**Extracted data**.
━━━━━━━━

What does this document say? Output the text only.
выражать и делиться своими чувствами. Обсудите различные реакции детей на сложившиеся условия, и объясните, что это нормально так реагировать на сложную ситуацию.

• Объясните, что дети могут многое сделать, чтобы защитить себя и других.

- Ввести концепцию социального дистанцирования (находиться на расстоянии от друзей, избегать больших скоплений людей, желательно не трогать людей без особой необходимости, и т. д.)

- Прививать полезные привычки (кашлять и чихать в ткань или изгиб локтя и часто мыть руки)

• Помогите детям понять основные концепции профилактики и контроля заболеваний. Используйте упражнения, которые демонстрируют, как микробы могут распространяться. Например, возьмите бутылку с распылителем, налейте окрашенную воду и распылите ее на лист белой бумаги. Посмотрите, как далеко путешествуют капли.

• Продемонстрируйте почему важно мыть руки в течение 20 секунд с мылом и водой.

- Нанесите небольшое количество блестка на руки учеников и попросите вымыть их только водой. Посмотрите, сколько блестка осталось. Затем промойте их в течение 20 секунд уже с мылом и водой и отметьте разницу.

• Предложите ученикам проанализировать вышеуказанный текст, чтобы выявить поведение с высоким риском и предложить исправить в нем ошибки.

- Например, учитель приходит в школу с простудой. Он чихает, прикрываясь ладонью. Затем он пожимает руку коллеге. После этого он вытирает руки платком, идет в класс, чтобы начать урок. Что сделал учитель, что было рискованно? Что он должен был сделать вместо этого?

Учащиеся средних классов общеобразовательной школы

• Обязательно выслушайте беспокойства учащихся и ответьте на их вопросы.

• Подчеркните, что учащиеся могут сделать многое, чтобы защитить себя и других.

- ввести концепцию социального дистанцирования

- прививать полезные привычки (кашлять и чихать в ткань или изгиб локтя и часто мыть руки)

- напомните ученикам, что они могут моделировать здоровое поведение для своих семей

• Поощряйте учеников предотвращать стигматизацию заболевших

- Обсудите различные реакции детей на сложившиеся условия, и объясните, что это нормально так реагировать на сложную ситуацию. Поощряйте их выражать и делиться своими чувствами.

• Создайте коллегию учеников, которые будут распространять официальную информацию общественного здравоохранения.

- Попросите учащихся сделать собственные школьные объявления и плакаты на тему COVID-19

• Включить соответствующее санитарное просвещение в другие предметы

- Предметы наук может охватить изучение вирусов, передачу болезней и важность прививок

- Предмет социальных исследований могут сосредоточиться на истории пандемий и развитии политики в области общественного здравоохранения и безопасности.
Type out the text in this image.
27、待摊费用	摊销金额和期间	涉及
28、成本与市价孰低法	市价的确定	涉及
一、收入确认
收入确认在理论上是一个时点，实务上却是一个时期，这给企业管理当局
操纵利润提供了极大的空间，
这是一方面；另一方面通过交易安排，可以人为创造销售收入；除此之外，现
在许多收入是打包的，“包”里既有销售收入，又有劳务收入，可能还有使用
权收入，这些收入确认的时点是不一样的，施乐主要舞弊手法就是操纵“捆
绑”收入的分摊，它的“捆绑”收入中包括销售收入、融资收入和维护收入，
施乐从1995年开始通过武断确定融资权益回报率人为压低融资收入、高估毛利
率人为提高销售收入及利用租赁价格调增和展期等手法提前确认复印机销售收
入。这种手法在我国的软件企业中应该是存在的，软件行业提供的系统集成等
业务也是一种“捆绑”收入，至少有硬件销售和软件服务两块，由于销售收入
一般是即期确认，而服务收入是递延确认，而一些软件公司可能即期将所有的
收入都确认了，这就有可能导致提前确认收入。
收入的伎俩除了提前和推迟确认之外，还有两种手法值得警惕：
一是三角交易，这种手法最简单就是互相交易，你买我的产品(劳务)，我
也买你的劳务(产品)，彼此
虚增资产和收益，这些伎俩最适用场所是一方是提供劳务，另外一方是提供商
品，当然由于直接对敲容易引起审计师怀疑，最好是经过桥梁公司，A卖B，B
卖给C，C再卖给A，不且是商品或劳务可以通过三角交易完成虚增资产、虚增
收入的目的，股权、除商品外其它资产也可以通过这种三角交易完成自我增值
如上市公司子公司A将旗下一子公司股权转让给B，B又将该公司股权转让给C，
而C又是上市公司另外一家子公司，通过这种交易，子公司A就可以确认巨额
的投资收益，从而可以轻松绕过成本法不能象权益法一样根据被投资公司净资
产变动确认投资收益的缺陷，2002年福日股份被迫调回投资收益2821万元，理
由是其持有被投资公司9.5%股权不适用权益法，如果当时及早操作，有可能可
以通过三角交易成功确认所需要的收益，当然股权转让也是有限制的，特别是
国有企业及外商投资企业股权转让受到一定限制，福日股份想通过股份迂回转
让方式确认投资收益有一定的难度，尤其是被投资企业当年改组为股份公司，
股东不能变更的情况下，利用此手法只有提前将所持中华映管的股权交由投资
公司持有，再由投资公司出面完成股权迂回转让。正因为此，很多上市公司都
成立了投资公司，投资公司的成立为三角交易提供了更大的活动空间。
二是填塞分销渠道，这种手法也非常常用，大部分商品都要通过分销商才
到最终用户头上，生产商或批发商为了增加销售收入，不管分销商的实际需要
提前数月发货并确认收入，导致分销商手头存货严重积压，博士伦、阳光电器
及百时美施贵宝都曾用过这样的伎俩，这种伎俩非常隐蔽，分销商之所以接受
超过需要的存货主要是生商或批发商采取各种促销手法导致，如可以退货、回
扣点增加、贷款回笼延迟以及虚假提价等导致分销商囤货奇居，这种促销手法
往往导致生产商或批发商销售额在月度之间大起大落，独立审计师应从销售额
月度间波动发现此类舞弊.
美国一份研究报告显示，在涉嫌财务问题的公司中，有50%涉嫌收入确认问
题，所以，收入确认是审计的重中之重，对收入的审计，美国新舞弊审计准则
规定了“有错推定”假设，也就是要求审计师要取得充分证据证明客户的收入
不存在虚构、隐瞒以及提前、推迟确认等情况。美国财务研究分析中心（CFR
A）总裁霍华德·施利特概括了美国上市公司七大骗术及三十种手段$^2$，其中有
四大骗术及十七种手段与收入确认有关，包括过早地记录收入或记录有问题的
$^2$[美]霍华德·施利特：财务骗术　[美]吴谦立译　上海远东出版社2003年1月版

━━━━━━━━

**Problem requirements**.
Quote each line of the listing above exactly.

**Solved exercise**.
What does this document say? Output the text only.
выражать и делиться своими чувствами. Обсудите различные реакции детей на сложившиеся условия, и объясните, что это нормально так реагировать на сложную ситуацию.

• Объясните, что дети могут многое сделать, чтобы защитить себя и других.

- Ввести концепцию социального дистанцирования (находиться на расстоянии от друзей, избегать больших скоплений людей, желательно не трогать людей без особой необходимости, и т. д.)

- Прививать полезные привычки (кашлять и чихать в ткань или изгиб локтя и часто мыть руки)

• Помогите детям понять основные концепции профилактики и контроля заболеваний. Используйте упражнения, которые демонстрируют, как микробы могут распространяться. Например, возьмите бутылку с распылителем, налейте окрашенную воду и распылите ее на лист белой бумаги. Посмотрите, как далеко путешествуют капли.

• Продемонстрируйте почему важно мыть руки в течение 20 секунд с мылом и водой.

- Нанесите небольшое количество блестка на руки учеников и попросите вымыть их только водой. Посмотрите, сколько блестка осталось. Затем промойте их в течение 20 секунд уже с мылом и водой и отметьте разницу.

• Предложите ученикам проанализировать вышеуказанный текст, чтобы выявить поведение с высоким риском и предложить исправить в нем ошибки.

- Например, учитель приходит в школу с простудой. Он чихает, прикрываясь ладонью. Затем он пожимает руку коллеге. После этого он вытирает руки платком, идет в класс, чтобы начать урок. Что сделал учитель, что было рискованно? Что он должен был сделать вместо этого?

Учащиеся средних классов общеобразовательной школы

• Обязательно выслушайте беспокойства учащихся и ответьте на их вопросы.

• Подчеркните, что учащиеся могут сделать многое, чтобы защитить себя и других.

- ввести концепцию социального дистанцирования

- прививать полезные привычки (кашлять и чихать в ткань или изгиб локтя и часто мыть руки)

- напомните ученикам, что они могут моделировать здоровое поведение для своих семей

• Поощряйте учеников предотвращать стигматизацию заболевших

- Обсудите различные реакции детей на сложившиеся условия, и объясните, что это нормально так реагировать на сложную ситуацию. Поощряйте их выражать и делиться своими чувствами.

• Создайте коллегию учеников, которые будут распространять официальную информацию общественного здравоохранения.

- Попросите учащихся сделать собственные школьные объявления и плакаты на тему COVID-19

• Включить соответствующее санитарное просвещение в другие предметы

- Предметы наук может охватить изучение вирусов, передачу болезней и важность прививок

- Предмет социальных исследований могут сосредоточиться на истории пандемий и развитии политики в области общественного здравоохранения и безопасности.
Type out the text in this image.
27、待摊费用	摊销金额和期间	涉及
28、成本与市价孰低法	市价的确定	涉及
一、收入确认
收入确认在理论上是一个时点，实务上却是一个时期，这给企业管理当局
操纵利润提供了极大的空间，
这是一方面；另一方面通过交易安排，可以人为创造销售收入；除此之外，现
在许多收入是打包的，“包”里既有销售收入，又有劳务收入，可能还有使用
权收入，这些收入确认的时点是不一样的，施乐主要舞弊手法就是操纵“捆
绑”收入的分摊，它的“捆绑”收入中包括销售收入、融资收入和维护收入，
施乐从1995年开始通过武断确定融资权益回报率人为压低融资收入、高估毛利
率人为提高销售收入及利用租赁价格调增和展期等手法提前确认复印机销售收
入。这种手法在我国的软件企业中应该是存在的，软件行业提供的系统集成等
业务也是一种“捆绑”收入，至少有硬件销售和软件服务两块，由于销售收入
一般是即期确认，而服务收入是递延确认，而一些软件公司可能即期将所有的
收入都确认了，这就有可能导致提前确认收入。
收入的伎俩除了提前和推迟确认之外，还有两种手法值得警惕：
一是三角交易，这种手法最简单就是互相交易，你买我的产品(劳务)，我
也买你的劳务(产品)，彼此
虚增资产和收益，这些伎俩最适用场所是一方是提供劳务，另外一方是提供商
品，当然由于直接对敲容易引起审计师怀疑，最好是经过桥梁公司，A卖B，B
卖给C，C再卖给A，不且是商品或劳务可以通过三角交易完成虚增资产、虚增
收入的目的，股权、除商品外其它资产也可以通过这种三角交易完成自我增值
如上市公司子公司A将旗下一子公司股权转让给B，B又将该公司股权转让给C，
而C又是上市公司另外一家子公司，通过这种交易，子公司A就可以确认巨额
的投资收益，从而可以轻松绕过成本法不能象权益法一样根据被投资公司净资
产变动确认投资收益的缺陷，2002年福日股份被迫调回投资收益2821万元，理
由是其持有被投资公司9.5%股权不适用权益法，如果当时及早操作，有可能可
以通过三角交易成功确认所需要的收益，当然股权转让也是有限制的，特别是
国有企业及外商投资企业股权转让受到一定限制，福日股份想通过股份迂回转
让方式确认投资收益有一定的难度，尤其是被投资企业当年改组为股份公司，
股东不能变更的情况下，利用此手法只有提前将所持中华映管的股权交由投资
公司持有，再由投资公司出面完成股权迂回转让。正因为此，很多上市公司都
成立了投资公司，投资公司的成立为三角交易提供了更大的活动空间。
二是填塞分销渠道，这种手法也非常常用，大部分商品都要通过分销商才
到最终用户头上，生产商或批发商为了增加销售收入，不管分销商的实际需要
提前数月发货并确认收入，导致分销商手头存货严重积压，博士伦、阳光电器
及百时美施贵宝都曾用过这样的伎俩，这种伎俩非常隐蔽，分销商之所以接受
超过需要的存货主要是生商或批发商采取各种促销手法导致，如可以退货、回
扣点增加、贷款回笼延迟以及虚假提价等导致分销商囤货奇居，这种促销手法
往往导致生产商或批发商销售额在月度之间大起大落，独立审计师应从销售额
月度间波动发现此类舞弊.
美国一份研究报告显示，在涉嫌财务问题的公司中，有50%涉嫌收入确认问
题，所以，收入确认是审计的重中之重，对收入的审计，美国新舞弊审计准则
规定了“有错推定”假设，也就是要求审计师要取得充分证据证明客户的收入
不存在虚构、隐瞒以及提前、推迟确认等情况。美国财务研究分析中心（CFR
A）总裁霍华德·施利特概括了美国上市公司七大骗术及三十种手段$^2$，其中有
四大骗术及十七种手段与收入确认有关，包括过早地记录收入或记录有问题的
$^2$[美]霍华德·施利特：财务骗术　[美]吴谦立译　上海远东出版社2003年1月版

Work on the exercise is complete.